== The input

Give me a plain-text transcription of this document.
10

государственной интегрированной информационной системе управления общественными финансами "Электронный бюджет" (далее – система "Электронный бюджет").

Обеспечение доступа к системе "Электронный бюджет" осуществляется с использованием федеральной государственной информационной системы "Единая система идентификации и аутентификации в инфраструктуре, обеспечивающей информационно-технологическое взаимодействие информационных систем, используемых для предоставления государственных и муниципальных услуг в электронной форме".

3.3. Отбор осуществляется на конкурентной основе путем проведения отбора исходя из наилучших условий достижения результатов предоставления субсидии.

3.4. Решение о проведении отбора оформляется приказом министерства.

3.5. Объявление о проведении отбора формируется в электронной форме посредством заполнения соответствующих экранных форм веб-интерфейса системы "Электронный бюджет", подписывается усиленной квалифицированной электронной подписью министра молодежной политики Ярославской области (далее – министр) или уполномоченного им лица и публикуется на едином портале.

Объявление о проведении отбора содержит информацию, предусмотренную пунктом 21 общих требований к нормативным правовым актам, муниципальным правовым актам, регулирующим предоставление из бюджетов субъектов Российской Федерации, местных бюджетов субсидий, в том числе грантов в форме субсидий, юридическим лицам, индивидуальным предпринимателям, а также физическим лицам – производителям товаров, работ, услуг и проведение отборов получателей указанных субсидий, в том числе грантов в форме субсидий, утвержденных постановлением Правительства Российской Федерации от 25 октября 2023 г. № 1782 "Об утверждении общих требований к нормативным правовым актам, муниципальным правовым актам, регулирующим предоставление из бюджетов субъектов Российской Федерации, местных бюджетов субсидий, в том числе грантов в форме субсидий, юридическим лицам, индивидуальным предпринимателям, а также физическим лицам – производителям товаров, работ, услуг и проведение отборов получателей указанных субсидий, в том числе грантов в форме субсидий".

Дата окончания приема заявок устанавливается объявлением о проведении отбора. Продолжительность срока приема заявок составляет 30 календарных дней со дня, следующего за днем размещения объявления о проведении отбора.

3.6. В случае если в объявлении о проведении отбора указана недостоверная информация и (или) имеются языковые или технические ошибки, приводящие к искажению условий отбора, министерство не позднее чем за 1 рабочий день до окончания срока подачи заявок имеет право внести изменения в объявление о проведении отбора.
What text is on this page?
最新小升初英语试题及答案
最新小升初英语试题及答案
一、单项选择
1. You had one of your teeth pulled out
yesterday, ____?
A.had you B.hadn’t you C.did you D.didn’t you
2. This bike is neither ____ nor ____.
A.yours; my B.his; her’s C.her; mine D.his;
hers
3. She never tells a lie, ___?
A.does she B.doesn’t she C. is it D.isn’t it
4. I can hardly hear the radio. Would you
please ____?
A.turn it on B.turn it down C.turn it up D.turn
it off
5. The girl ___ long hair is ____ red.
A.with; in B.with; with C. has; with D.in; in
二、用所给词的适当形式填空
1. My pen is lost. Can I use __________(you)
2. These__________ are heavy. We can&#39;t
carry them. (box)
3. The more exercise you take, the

====

Please retype, exactly as written, every line from the line containing "What text is on this page?" through the last line of the records above, including both of those lines, and nothing else.

What text is on this page?
最新小升初英语试题及答案
最新小升初英语试题及答案
一、单项选择
1. You had one of your teeth pulled out
yesterday, ____?
A.had you B.hadn’t you C.did you D.didn’t you
2. This bike is neither ____ nor ____.
A.yours; my B.his; her’s C.her; mine D.his;
hers
3. She never tells a lie, ___?
A.does she B.doesn’t she C. is it D.isn’t it
4. I can hardly hear the radio. Would you
please ____?
A.turn it on B.turn it down C.turn it up D.turn
it off
5. The girl ___ long hair is ____ red.
A.with; in B.with; with C. has; with D.in; in
二、用所给词的适当形式填空
1. My pen is lost. Can I use __________(you)
2. These__________ are heavy. We can&#39;t
carry them. (box)
3. The more exercise you take, the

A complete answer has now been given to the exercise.